[START OF Listing]

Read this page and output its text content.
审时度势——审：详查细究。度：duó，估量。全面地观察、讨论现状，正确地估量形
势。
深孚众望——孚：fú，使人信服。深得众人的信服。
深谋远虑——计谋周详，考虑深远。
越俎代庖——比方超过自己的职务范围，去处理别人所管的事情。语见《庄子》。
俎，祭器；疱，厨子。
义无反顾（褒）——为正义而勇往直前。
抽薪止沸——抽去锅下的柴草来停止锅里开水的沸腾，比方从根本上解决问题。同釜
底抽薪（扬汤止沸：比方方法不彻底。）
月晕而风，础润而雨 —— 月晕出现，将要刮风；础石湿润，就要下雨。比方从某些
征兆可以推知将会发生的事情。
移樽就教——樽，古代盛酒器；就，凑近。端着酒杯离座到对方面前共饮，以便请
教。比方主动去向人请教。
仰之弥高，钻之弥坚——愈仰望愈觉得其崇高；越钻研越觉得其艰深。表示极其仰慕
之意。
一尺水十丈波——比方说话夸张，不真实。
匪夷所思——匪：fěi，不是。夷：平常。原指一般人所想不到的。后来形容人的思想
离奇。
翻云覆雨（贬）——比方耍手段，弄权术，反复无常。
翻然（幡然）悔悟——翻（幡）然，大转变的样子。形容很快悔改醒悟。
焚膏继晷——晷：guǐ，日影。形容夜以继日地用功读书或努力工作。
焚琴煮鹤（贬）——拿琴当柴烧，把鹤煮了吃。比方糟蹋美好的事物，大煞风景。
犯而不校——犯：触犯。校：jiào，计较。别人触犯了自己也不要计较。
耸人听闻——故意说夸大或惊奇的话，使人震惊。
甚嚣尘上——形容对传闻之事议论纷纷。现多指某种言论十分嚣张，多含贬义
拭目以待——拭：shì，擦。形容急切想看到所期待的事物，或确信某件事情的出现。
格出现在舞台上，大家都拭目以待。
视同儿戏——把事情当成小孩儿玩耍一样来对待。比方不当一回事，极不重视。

[END OF Listing]
[START OF Listing]

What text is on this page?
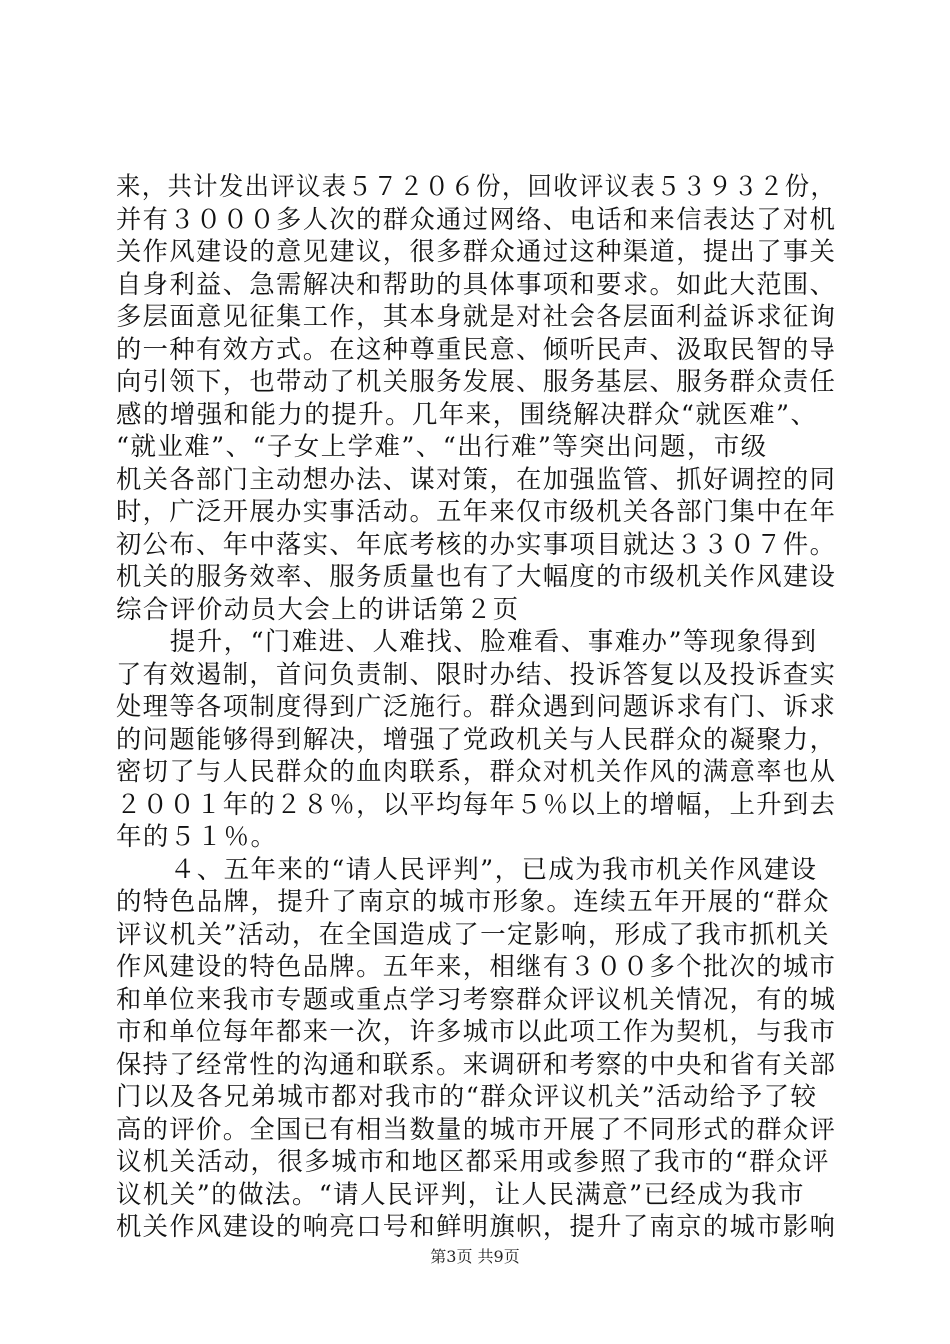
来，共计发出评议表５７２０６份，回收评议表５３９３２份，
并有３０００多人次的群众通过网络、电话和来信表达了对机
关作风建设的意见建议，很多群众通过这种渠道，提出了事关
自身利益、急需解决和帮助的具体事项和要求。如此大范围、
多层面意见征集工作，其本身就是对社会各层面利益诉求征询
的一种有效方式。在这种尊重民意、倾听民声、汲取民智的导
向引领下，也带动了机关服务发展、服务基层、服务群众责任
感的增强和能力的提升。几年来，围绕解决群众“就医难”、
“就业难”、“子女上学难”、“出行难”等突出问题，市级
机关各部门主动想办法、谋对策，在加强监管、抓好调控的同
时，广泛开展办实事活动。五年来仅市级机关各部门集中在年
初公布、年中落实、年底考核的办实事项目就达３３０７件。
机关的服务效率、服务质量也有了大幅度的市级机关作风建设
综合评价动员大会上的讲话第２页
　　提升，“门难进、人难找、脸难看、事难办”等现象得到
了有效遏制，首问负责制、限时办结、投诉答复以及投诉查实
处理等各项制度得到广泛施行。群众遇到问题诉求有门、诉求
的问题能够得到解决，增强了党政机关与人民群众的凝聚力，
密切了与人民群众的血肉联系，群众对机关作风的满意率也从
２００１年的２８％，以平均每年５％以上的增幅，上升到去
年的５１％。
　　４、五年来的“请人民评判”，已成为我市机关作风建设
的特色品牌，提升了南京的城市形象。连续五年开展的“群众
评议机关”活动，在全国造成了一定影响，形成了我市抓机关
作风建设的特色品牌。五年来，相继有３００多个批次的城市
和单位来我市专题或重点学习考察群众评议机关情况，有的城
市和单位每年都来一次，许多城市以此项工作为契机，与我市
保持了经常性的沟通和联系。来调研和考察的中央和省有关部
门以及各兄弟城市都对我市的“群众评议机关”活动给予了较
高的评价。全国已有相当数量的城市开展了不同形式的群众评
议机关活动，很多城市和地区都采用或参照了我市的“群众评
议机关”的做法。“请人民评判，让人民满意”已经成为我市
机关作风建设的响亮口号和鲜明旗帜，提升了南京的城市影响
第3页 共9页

[END OF Listing]

Count the lines in the entries above that include the string "请人民评判", then give only that figure.

2